Problem description: Below are some records; return each one exactly.

------ Provided material

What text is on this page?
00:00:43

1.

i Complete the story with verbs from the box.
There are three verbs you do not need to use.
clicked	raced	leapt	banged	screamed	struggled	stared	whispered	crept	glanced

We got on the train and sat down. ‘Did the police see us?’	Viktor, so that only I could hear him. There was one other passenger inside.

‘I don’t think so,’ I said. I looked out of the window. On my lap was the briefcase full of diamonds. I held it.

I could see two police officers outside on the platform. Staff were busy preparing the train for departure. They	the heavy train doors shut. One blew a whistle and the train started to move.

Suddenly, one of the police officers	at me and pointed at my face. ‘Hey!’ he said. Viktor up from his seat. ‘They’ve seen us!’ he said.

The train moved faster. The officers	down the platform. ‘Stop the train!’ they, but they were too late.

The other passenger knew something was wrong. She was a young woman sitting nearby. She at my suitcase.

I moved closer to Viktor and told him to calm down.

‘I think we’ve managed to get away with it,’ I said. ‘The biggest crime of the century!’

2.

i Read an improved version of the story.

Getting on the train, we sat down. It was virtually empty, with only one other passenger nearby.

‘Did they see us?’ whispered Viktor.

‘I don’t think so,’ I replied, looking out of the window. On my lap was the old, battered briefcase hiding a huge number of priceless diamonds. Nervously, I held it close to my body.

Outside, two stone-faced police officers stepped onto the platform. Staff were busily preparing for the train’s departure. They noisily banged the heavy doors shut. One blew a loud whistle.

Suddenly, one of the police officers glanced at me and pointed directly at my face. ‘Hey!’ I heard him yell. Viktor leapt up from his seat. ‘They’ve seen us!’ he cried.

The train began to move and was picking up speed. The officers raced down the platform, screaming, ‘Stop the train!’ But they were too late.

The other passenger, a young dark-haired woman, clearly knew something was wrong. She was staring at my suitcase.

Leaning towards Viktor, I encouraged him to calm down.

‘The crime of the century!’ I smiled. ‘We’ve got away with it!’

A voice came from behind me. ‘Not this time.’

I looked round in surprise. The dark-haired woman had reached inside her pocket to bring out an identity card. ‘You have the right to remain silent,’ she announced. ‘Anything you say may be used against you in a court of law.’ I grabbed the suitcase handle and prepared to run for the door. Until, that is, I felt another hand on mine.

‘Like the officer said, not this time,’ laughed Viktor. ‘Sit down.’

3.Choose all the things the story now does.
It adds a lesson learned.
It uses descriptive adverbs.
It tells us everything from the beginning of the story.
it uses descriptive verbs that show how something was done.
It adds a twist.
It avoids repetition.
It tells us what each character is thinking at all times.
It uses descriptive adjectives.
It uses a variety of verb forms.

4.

------------

Task output:
What text is on this page?
00:00:43

1.

i Complete the story with verbs from the box.
There are three verbs you do not need to use.
clicked	raced	leapt	banged	screamed	struggled	stared	whispered	crept	glanced

We got on the train and sat down. ‘Did the police see us?’	Viktor, so that only I could hear him. There was one other passenger inside.

‘I don’t think so,’ I said. I looked out of the window. On my lap was the briefcase full of diamonds. I held it.

I could see two police officers outside on the platform. Staff were busy preparing the train for departure. They	the heavy train doors shut. One blew a whistle and the train started to move.

Suddenly, one of the police officers	at me and pointed at my face. ‘Hey!’ he said. Viktor up from his seat. ‘They’ve seen us!’ he said.

The train moved faster. The officers	down the platform. ‘Stop the train!’ they, but they were too late.

The other passenger knew something was wrong. She was a young woman sitting nearby. She at my suitcase.

I moved closer to Viktor and told him to calm down.

‘I think we’ve managed to get away with it,’ I said. ‘The biggest crime of the century!’

2.

i Read an improved version of the story.

Getting on the train, we sat down. It was virtually empty, with only one other passenger nearby.

‘Did they see us?’ whispered Viktor.

‘I don’t think so,’ I replied, looking out of the window. On my lap was the old, battered briefcase hiding a huge number of priceless diamonds. Nervously, I held it close to my body.

Outside, two stone-faced police officers stepped onto the platform. Staff were busily preparing for the train’s departure. They noisily banged the heavy doors shut. One blew a loud whistle.

Suddenly, one of the police officers glanced at me and pointed directly at my face. ‘Hey!’ I heard him yell. Viktor leapt up from his seat. ‘They’ve seen us!’ he cried.

The train began to move and was picking up speed. The officers raced down the platform, screaming, ‘Stop the train!’ But they were too late.

The other passenger, a young dark-haired woman, clearly knew something was wrong. She was staring at my suitcase.

Leaning towards Viktor, I encouraged him to calm down.

‘The crime of the century!’ I smiled. ‘We’ve got away with it!’

A voice came from behind me. ‘Not this time.’

I looked round in surprise. The dark-haired woman had reached inside her pocket to bring out an identity card. ‘You have the right to remain silent,’ she announced. ‘Anything you say may be used against you in a court of law.’ I grabbed the suitcase handle and prepared to run for the door. Until, that is, I felt another hand on mine.

‘Like the officer said, not this time,’ laughed Viktor. ‘Sit down.’

3.Choose all the things the story now does.
It adds a lesson learned.
It uses descriptive adverbs.
It tells us everything from the beginning of the story.
it uses descriptive verbs that show how something was done.
It adds a twist.
It avoids repetition.
It tells us what each character is thinking at all times.
It uses descriptive adjectives.
It uses a variety of verb forms.

4.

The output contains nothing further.